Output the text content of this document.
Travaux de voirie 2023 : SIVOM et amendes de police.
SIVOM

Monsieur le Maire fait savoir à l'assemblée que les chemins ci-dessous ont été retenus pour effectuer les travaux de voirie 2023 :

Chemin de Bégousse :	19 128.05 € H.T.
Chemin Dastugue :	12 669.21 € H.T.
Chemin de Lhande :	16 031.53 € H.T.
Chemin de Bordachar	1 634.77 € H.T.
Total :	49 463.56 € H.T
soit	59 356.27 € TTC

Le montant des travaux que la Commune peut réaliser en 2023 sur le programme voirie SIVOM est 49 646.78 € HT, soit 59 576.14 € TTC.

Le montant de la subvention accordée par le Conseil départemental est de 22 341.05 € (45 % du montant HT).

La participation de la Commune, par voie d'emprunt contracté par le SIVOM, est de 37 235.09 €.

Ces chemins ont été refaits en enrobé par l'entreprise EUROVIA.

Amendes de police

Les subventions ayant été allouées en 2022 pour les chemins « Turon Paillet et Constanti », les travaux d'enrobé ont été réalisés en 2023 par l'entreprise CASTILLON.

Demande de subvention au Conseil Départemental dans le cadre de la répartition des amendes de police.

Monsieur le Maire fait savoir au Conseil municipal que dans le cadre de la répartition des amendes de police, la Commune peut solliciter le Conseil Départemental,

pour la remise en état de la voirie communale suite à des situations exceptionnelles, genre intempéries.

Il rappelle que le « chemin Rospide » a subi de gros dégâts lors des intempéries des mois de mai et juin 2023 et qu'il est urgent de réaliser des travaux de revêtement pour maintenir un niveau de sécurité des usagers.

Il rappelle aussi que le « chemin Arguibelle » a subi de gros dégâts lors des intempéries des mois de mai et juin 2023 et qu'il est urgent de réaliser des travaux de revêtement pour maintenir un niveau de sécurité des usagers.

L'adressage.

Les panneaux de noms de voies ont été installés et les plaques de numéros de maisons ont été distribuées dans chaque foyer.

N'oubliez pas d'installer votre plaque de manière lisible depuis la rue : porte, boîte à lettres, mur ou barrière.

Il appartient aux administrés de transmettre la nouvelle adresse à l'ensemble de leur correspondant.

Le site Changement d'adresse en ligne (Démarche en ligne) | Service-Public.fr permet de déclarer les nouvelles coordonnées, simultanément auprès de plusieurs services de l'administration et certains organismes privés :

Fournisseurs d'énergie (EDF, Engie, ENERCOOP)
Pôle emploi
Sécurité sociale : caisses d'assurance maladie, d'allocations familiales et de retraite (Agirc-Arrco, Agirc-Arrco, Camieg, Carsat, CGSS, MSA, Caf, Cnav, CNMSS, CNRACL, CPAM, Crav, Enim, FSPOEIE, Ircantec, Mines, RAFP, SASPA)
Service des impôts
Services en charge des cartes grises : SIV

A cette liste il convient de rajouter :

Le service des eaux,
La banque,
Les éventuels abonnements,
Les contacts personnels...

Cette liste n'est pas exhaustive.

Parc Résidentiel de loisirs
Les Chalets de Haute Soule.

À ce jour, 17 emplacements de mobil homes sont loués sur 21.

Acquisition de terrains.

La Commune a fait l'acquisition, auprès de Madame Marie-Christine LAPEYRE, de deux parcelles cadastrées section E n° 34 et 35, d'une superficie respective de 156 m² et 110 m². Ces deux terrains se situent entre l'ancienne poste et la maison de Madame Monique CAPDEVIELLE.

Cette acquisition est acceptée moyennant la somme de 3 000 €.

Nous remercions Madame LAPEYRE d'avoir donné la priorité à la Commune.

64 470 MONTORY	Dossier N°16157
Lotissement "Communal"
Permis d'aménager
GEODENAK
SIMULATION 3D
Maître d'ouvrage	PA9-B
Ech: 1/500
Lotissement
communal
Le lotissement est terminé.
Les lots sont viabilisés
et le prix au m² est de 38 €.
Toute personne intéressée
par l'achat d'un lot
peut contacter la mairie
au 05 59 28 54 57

++++++++

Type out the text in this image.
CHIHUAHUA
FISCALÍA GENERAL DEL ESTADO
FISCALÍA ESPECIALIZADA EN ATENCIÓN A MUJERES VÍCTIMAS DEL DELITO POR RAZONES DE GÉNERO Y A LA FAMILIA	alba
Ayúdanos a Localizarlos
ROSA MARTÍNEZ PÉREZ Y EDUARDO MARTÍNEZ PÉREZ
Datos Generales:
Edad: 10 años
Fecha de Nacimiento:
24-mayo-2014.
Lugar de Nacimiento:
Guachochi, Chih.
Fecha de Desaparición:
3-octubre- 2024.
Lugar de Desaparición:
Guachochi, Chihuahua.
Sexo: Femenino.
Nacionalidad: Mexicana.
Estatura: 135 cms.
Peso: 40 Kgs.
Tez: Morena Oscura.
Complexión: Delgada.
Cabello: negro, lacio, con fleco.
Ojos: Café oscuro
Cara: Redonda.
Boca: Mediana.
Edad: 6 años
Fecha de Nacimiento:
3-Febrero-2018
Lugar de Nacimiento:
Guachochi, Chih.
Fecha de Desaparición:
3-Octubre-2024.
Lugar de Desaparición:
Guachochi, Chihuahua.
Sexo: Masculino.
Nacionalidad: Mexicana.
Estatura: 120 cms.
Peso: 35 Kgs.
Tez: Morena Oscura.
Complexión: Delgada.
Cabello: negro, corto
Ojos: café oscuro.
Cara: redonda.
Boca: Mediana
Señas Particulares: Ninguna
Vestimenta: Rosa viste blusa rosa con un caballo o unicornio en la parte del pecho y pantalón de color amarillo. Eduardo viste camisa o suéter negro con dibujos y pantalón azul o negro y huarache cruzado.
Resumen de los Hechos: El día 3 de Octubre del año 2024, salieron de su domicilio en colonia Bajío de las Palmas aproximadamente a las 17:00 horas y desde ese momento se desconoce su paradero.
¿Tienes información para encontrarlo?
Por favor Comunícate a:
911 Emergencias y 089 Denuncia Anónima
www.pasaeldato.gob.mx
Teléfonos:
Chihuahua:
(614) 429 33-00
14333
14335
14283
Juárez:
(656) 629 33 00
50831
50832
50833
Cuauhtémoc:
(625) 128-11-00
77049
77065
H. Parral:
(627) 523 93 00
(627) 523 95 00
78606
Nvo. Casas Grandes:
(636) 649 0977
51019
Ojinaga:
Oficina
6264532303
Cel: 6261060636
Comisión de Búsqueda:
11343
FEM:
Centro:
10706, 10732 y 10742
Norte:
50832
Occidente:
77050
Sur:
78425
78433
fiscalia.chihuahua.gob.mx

++++++++

* **WORK TO DO**:
Search the listing above for the string "sont". Copy every line that contains it.

* **EXERCISE OUTPUT**:
À ce jour, 17 emplacements de mobil homes sont loués sur 21.
Les lots sont viabilisés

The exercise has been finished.